(Dataset items)
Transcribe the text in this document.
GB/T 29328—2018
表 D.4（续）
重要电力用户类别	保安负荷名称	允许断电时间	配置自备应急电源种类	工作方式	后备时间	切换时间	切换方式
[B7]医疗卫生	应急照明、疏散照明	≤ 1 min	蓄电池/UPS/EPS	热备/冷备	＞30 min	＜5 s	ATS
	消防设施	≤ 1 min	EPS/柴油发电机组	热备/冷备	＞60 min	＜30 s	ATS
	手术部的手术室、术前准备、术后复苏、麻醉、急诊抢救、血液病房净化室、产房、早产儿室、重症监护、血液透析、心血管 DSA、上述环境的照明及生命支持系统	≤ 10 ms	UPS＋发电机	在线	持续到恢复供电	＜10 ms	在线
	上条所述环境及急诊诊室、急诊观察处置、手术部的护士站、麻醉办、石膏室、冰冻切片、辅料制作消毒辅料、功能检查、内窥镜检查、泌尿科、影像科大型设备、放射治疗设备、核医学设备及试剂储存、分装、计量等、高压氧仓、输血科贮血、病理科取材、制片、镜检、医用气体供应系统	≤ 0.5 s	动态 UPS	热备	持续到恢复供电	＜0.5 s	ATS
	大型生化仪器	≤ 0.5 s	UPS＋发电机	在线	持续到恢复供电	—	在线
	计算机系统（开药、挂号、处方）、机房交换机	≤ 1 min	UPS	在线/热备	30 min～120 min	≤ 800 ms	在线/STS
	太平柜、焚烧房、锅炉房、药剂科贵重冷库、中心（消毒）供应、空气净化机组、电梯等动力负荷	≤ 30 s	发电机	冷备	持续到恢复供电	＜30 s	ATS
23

* [The request]
Every record above needs to be repeated word for word.

* [Exercise solution]
Transcribe the text in this document.
GB/T 29328—2018
表 D.4（续）
重要电力用户类别	保安负荷名称	允许断电时间	配置自备应急电源种类	工作方式	后备时间	切换时间	切换方式
[B7]医疗卫生	应急照明、疏散照明	≤ 1 min	蓄电池/UPS/EPS	热备/冷备	＞30 min	＜5 s	ATS
	消防设施	≤ 1 min	EPS/柴油发电机组	热备/冷备	＞60 min	＜30 s	ATS
	手术部的手术室、术前准备、术后复苏、麻醉、急诊抢救、血液病房净化室、产房、早产儿室、重症监护、血液透析、心血管 DSA、上述环境的照明及生命支持系统	≤ 10 ms	UPS＋发电机	在线	持续到恢复供电	＜10 ms	在线
	上条所述环境及急诊诊室、急诊观察处置、手术部的护士站、麻醉办、石膏室、冰冻切片、辅料制作消毒辅料、功能检查、内窥镜检查、泌尿科、影像科大型设备、放射治疗设备、核医学设备及试剂储存、分装、计量等、高压氧仓、输血科贮血、病理科取材、制片、镜检、医用气体供应系统	≤ 0.5 s	动态 UPS	热备	持续到恢复供电	＜0.5 s	ATS
	大型生化仪器	≤ 0.5 s	UPS＋发电机	在线	持续到恢复供电	—	在线
	计算机系统（开药、挂号、处方）、机房交换机	≤ 1 min	UPS	在线/热备	30 min～120 min	≤ 800 ms	在线/STS
	太平柜、焚烧房、锅炉房、药剂科贵重冷库、中心（消毒）供应、空气净化机组、电梯等动力负荷	≤ 30 s	发电机	冷备	持续到恢复供电	＜30 s	ATS
23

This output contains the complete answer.